Dataset items
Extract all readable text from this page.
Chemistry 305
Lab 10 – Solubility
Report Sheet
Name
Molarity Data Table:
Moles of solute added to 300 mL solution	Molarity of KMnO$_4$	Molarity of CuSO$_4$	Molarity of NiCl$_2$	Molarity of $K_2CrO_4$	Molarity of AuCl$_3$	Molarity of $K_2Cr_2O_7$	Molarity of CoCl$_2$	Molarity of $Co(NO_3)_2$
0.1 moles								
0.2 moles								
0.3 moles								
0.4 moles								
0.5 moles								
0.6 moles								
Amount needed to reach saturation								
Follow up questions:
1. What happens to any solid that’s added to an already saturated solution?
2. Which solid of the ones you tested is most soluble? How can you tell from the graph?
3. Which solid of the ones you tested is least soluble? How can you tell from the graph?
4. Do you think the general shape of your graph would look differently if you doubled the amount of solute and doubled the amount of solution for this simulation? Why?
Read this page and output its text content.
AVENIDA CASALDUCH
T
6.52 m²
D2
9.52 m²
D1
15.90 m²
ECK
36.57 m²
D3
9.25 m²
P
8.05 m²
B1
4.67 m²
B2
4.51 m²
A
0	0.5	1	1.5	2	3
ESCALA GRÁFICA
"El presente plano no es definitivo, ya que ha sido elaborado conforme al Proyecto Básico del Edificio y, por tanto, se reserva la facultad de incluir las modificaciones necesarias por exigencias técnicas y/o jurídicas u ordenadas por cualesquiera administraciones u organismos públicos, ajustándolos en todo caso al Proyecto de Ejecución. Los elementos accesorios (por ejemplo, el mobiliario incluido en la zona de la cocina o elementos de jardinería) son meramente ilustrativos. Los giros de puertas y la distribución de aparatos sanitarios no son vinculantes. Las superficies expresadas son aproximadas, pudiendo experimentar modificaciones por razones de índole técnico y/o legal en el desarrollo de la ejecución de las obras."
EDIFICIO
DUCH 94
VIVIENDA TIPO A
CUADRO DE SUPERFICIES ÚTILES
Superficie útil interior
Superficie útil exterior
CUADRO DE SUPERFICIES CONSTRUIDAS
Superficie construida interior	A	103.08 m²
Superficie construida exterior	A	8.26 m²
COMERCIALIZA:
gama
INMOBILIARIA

---

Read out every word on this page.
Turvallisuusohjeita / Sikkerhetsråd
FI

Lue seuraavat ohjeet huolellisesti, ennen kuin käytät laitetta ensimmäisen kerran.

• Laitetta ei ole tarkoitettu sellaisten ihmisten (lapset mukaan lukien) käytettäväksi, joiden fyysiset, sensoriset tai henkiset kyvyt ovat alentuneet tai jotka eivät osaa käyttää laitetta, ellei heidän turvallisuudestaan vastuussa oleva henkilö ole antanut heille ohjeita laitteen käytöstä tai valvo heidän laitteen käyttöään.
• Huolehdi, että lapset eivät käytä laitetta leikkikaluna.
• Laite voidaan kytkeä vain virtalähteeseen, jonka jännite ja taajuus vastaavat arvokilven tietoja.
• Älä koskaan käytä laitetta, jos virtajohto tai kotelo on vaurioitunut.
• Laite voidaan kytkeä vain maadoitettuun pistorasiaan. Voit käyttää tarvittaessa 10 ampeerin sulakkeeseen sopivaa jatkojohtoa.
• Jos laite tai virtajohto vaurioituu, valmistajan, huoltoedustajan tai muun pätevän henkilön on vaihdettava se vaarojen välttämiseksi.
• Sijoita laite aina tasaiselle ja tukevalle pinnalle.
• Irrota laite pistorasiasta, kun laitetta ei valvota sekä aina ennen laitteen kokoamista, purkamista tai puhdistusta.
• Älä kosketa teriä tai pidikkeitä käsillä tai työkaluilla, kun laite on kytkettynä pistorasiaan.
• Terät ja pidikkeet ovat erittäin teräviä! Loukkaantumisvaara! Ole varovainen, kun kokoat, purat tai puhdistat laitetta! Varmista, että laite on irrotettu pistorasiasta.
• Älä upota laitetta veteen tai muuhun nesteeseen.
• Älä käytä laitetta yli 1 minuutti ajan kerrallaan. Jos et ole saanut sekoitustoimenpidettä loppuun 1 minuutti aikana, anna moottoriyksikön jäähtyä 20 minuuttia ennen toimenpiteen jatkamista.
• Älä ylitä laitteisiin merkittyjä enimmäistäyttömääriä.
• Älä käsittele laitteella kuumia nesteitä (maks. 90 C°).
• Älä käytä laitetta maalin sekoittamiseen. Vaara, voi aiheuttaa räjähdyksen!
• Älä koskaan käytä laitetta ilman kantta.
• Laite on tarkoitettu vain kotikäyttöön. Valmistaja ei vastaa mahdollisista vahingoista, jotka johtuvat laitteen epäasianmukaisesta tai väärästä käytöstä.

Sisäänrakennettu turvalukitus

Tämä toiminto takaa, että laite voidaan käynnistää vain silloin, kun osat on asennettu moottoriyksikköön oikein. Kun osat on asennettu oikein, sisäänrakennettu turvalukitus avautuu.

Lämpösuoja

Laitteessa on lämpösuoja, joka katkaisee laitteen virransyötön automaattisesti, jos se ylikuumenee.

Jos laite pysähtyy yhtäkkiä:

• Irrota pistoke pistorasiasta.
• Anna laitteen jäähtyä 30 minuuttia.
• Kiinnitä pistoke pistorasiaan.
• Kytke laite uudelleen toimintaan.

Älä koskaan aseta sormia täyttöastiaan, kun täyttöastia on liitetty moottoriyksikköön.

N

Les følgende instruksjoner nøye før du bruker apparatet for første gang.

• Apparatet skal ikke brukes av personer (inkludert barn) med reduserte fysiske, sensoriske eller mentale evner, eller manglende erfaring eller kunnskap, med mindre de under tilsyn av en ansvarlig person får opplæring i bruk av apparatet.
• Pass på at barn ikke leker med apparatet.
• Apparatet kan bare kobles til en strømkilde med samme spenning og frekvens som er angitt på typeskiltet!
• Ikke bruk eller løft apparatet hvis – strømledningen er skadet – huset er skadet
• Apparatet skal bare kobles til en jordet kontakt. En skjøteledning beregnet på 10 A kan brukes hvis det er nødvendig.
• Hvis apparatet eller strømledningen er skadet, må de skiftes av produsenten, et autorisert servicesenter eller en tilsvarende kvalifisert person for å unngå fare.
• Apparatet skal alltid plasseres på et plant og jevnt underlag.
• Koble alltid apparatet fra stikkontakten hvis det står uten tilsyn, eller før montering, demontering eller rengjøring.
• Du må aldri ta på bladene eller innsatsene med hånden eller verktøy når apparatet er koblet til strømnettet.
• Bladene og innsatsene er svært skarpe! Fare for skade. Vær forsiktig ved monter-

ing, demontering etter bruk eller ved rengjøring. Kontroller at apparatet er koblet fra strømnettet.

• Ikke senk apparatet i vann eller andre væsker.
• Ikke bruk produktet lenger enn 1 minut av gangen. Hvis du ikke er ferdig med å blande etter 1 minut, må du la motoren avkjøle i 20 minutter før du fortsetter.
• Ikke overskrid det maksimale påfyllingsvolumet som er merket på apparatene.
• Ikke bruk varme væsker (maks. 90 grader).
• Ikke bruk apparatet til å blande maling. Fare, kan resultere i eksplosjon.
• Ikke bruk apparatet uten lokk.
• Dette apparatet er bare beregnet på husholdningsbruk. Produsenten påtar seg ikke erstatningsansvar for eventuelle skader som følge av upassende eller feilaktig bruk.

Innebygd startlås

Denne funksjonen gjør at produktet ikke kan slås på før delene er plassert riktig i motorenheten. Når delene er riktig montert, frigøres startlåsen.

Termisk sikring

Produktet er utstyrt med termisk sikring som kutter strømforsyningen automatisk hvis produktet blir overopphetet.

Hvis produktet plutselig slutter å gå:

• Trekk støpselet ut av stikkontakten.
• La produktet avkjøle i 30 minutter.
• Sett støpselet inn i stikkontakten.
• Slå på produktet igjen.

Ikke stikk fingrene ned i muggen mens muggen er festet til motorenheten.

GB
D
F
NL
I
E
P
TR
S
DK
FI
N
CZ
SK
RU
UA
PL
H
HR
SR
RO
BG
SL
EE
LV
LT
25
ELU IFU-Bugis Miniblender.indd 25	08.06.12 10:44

PROBLEM TO WORK ON:
Go through the records and show every line with the string "added" in it.

OUTPUT FOR THIS TASK:
Moles of solute added to 300 mL solution	Molarity of KMnO$_4$	Molarity of CuSO$_4$	Molarity of NiCl$_2$	Molarity of $K_2CrO_4$	Molarity of AuCl$_3$	Molarity of $K_2Cr_2O_7$	Molarity of CoCl$_2$	Molarity of $Co(NO_3)_2$
1. What happens to any solid that’s added to an already saturated solution?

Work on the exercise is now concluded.